(Dataset rows about figures)

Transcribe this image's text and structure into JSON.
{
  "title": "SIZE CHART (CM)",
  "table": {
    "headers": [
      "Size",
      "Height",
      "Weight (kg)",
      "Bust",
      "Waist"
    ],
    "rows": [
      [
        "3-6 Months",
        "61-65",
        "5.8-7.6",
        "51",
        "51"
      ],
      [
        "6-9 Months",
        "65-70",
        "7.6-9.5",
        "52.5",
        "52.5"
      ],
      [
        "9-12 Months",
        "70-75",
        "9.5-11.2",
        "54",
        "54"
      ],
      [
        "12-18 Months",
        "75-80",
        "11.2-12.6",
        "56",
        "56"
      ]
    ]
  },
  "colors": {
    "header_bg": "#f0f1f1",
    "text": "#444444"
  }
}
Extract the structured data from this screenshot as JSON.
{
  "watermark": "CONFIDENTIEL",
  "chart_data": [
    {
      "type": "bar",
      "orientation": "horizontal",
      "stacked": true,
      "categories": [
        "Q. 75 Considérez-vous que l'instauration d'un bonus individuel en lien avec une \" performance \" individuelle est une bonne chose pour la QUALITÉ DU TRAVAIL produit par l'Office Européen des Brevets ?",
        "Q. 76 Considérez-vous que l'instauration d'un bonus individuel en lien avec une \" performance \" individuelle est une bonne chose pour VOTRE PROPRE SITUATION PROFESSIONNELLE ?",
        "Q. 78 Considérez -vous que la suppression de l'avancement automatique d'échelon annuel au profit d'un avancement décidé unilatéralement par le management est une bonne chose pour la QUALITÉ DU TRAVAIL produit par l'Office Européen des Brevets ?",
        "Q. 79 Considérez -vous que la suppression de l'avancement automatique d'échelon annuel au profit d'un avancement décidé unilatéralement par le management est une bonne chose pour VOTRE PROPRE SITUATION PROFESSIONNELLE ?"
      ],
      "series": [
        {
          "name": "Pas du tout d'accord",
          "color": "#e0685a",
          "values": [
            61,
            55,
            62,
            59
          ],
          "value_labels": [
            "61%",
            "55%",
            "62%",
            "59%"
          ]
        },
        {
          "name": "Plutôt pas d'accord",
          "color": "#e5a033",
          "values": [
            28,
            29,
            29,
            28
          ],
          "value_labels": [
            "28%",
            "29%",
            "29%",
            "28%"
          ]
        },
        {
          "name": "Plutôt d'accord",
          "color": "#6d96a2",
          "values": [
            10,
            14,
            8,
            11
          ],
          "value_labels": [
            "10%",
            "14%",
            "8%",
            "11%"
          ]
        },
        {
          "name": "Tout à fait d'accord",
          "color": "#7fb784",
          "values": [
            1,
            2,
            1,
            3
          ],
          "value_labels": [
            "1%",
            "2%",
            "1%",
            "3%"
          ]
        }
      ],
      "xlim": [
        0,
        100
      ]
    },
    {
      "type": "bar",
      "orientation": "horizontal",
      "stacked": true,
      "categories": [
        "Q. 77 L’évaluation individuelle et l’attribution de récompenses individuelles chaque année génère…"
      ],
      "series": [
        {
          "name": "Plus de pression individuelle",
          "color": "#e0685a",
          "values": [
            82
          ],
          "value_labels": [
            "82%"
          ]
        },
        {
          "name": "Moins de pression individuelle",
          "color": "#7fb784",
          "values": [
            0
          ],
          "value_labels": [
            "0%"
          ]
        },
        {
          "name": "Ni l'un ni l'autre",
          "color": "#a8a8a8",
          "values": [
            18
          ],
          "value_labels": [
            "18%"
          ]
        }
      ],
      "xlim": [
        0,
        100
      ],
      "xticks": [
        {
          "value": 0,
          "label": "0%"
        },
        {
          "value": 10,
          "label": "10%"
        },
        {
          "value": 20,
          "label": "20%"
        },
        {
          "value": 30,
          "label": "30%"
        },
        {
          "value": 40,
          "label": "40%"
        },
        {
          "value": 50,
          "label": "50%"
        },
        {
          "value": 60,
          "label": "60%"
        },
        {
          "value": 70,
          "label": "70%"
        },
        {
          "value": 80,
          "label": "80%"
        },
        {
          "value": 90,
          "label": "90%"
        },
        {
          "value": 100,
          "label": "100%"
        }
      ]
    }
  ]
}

■ TASK TO COMPLETE
Go through the records and gather the lines that hold "accord".

■ SOLVED PROBLEM
          "name": "Pas du tout d'accord",
          "name": "Plutôt pas d'accord",
          "name": "Plutôt d'accord",
          "name": "Tout à fait d'accord",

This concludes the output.